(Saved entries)
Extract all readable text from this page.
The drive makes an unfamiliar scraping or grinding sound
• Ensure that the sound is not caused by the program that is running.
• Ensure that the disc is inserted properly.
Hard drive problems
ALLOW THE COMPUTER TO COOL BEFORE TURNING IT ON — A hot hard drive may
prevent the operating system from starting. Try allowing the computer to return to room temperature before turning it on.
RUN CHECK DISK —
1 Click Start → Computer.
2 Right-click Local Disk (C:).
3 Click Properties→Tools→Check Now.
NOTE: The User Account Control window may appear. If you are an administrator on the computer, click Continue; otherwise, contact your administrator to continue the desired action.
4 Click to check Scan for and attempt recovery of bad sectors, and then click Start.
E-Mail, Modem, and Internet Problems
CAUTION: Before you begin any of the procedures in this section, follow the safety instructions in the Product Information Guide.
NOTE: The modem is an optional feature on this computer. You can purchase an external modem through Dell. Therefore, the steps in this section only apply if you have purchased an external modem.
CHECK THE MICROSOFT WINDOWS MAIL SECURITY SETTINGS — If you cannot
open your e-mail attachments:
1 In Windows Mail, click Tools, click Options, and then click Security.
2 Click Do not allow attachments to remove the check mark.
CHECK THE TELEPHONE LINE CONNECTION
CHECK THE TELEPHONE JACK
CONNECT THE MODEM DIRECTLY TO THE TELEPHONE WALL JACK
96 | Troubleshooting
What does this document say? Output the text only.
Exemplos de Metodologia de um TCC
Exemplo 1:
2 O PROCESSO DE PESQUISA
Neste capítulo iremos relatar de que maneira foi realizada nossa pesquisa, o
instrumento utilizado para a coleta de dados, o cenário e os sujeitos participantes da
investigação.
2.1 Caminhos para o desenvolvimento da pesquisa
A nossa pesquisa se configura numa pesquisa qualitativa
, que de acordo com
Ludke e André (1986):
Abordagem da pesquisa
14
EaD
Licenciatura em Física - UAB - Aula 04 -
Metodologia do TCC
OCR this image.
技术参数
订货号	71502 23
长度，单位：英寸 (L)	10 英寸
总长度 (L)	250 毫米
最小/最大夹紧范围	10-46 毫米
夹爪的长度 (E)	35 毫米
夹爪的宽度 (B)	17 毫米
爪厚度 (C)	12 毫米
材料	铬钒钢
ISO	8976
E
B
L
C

(Exercise):
Exactly reproduce every line found in the records.

(Right answer):
Extract all readable text from this page.
The drive makes an unfamiliar scraping or grinding sound
• Ensure that the sound is not caused by the program that is running.
• Ensure that the disc is inserted properly.
Hard drive problems
ALLOW THE COMPUTER TO COOL BEFORE TURNING IT ON — A hot hard drive may
prevent the operating system from starting. Try allowing the computer to return to room temperature before turning it on.
RUN CHECK DISK —
1 Click Start → Computer.
2 Right-click Local Disk (C:).
3 Click Properties→Tools→Check Now.
NOTE: The User Account Control window may appear. If you are an administrator on the computer, click Continue; otherwise, contact your administrator to continue the desired action.
4 Click to check Scan for and attempt recovery of bad sectors, and then click Start.
E-Mail, Modem, and Internet Problems
CAUTION: Before you begin any of the procedures in this section, follow the safety instructions in the Product Information Guide.
NOTE: The modem is an optional feature on this computer. You can purchase an external modem through Dell. Therefore, the steps in this section only apply if you have purchased an external modem.
CHECK THE MICROSOFT WINDOWS MAIL SECURITY SETTINGS — If you cannot
open your e-mail attachments:
1 In Windows Mail, click Tools, click Options, and then click Security.
2 Click Do not allow attachments to remove the check mark.
CHECK THE TELEPHONE LINE CONNECTION
CHECK THE TELEPHONE JACK
CONNECT THE MODEM DIRECTLY TO THE TELEPHONE WALL JACK
96 | Troubleshooting
What does this document say? Output the text only.
Exemplos de Metodologia de um TCC
Exemplo 1:
2 O PROCESSO DE PESQUISA
Neste capítulo iremos relatar de que maneira foi realizada nossa pesquisa, o
instrumento utilizado para a coleta de dados, o cenário e os sujeitos participantes da
investigação.
2.1 Caminhos para o desenvolvimento da pesquisa
A nossa pesquisa se configura numa pesquisa qualitativa
, que de acordo com
Ludke e André (1986):
Abordagem da pesquisa
14
EaD
Licenciatura em Física - UAB - Aula 04 -
Metodologia do TCC
OCR this image.
技术参数
订货号	71502 23
长度，单位：英寸 (L)	10 英寸
总长度 (L)	250 毫米
最小/最大夹紧范围	10-46 毫米
夹爪的长度 (E)	35 毫米
夹爪的宽度 (B)	17 毫米
爪厚度 (C)	12 毫米
材料	铬钒钢
ISO	8976
E
B
L
C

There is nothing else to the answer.